begin DATASET EXCERPTS
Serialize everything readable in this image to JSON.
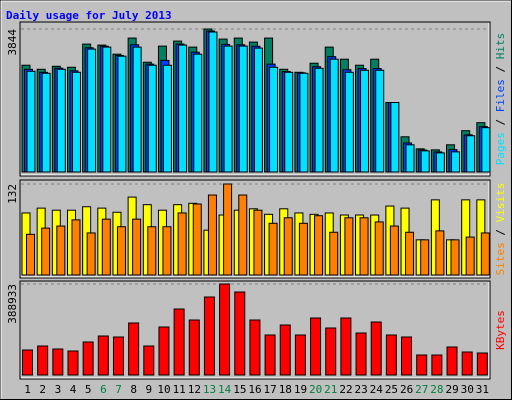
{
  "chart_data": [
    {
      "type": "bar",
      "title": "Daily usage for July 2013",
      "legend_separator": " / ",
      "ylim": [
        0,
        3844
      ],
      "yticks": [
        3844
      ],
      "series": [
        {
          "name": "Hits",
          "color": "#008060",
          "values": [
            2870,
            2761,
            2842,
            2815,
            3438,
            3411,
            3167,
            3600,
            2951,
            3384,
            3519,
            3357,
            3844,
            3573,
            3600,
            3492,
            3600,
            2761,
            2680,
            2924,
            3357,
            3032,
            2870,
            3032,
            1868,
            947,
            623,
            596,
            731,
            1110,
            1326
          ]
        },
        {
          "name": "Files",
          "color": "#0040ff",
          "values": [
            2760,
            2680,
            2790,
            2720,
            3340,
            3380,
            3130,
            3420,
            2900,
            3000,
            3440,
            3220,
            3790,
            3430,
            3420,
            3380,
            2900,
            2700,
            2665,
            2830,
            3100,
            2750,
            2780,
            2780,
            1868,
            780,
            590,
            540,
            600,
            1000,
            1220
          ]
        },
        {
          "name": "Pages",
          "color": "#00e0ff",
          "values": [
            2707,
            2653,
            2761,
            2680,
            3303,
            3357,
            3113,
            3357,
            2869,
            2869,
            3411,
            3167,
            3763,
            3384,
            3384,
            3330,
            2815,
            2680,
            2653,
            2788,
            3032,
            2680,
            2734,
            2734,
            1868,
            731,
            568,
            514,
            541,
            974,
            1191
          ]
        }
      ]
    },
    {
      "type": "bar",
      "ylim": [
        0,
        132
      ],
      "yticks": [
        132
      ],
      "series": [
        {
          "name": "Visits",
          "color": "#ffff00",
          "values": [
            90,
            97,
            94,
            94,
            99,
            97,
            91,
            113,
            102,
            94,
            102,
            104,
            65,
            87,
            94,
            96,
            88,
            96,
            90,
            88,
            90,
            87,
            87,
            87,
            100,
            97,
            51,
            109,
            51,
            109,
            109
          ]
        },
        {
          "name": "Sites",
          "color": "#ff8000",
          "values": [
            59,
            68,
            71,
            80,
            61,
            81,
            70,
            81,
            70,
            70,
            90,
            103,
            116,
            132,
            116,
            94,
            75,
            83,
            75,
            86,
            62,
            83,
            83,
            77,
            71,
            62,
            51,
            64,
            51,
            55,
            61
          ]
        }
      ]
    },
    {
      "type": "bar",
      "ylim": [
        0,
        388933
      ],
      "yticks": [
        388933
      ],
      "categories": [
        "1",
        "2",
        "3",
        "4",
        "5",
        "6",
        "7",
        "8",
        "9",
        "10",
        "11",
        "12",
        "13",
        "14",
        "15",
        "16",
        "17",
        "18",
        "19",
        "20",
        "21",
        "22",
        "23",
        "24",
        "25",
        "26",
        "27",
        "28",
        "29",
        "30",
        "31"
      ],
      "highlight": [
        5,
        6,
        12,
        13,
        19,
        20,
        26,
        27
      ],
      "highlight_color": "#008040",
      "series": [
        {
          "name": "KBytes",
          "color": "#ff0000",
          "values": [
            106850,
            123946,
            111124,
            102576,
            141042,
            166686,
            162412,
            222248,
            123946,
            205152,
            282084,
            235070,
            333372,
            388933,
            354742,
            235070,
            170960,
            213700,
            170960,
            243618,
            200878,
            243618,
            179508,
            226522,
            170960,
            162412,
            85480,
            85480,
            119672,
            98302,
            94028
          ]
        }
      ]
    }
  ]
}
end DATASET EXCERPTS
Exactly reproduce each record, leaving out any pictures.

Serialize everything readable in this image to JSON.
{
  "chart_data": [
    {
      "type": "bar",
      "title": "Daily usage for July 2013",
      "legend_separator": " / ",
      "ylim": [
        0,
        3844
      ],
      "yticks": [
        3844
      ],
      "series": [
        {
          "name": "Hits",
          "color": "#008060",
          "values": [
            2870,
            2761,
            2842,
            2815,
            3438,
            3411,
            3167,
            3600,
            2951,
            3384,
            3519,
            3357,
            3844,
            3573,
            3600,
            3492,
            3600,
            2761,
            2680,
            2924,
            3357,
            3032,
            2870,
            3032,
            1868,
            947,
            623,
            596,
            731,
            1110,
            1326
          ]
        },
        {
          "name": "Files",
          "color": "#0040ff",
          "values": [
            2760,
            2680,
            2790,
            2720,
            3340,
            3380,
            3130,
            3420,
            2900,
            3000,
            3440,
            3220,
            3790,
            3430,
            3420,
            3380,
            2900,
            2700,
            2665,
            2830,
            3100,
            2750,
            2780,
            2780,
            1868,
            780,
            590,
            540,
            600,
            1000,
            1220
          ]
        },
        {
          "name": "Pages",
          "color": "#00e0ff",
          "values": [
            2707,
            2653,
            2761,
            2680,
            3303,
            3357,
            3113,
            3357,
            2869,
            2869,
            3411,
            3167,
            3763,
            3384,
            3384,
            3330,
            2815,
            2680,
            2653,
            2788,
            3032,
            2680,
            2734,
            2734,
            1868,
            731,
            568,
            514,
            541,
            974,
            1191
          ]
        }
      ]
    },
    {
      "type": "bar",
      "ylim": [
        0,
        132
      ],
      "yticks": [
        132
      ],
      "series": [
        {
          "name": "Visits",
          "color": "#ffff00",
          "values": [
            90,
            97,
            94,
            94,
            99,
            97,
            91,
            113,
            102,
            94,
            102,
            104,
            65,
            87,
            94,
            96,
            88,
            96,
            90,
            88,
            90,
            87,
            87,
            87,
            100,
            97,
            51,
            109,
            51,
            109,
            109
          ]
        },
        {
          "name": "Sites",
          "color": "#ff8000",
          "values": [
            59,
            68,
            71,
            80,
            61,
            81,
            70,
            81,
            70,
            70,
            90,
            103,
            116,
            132,
            116,
            94,
            75,
            83,
            75,
            86,
            62,
            83,
            83,
            77,
            71,
            62,
            51,
            64,
            51,
            55,
            61
          ]
        }
      ]
    },
    {
      "type": "bar",
      "ylim": [
        0,
        388933
      ],
      "yticks": [
        388933
      ],
      "categories": [
        "1",
        "2",
        "3",
        "4",
        "5",
        "6",
        "7",
        "8",
        "9",
        "10",
        "11",
        "12",
        "13",
        "14",
        "15",
        "16",
        "17",
        "18",
        "19",
        "20",
        "21",
        "22",
        "23",
        "24",
        "25",
        "26",
        "27",
        "28",
        "29",
        "30",
        "31"
      ],
      "highlight": [
        5,
        6,
        12,
        13,
        19,
        20,
        26,
        27
      ],
      "highlight_color": "#008040",
      "series": [
        {
          "name": "KBytes",
          "color": "#ff0000",
          "values": [
            106850,
            123946,
            111124,
            102576,
            141042,
            166686,
            162412,
            222248,
            123946,
            205152,
            282084,
            235070,
            333372,
            388933,
            354742,
            235070,
            170960,
            213700,
            170960,
            243618,
            200878,
            243618,
            179508,
            226522,
            170960,
            162412,
            85480,
            85480,
            119672,
            98302,
            94028
          ]
        }
      ]
    }
  ]
}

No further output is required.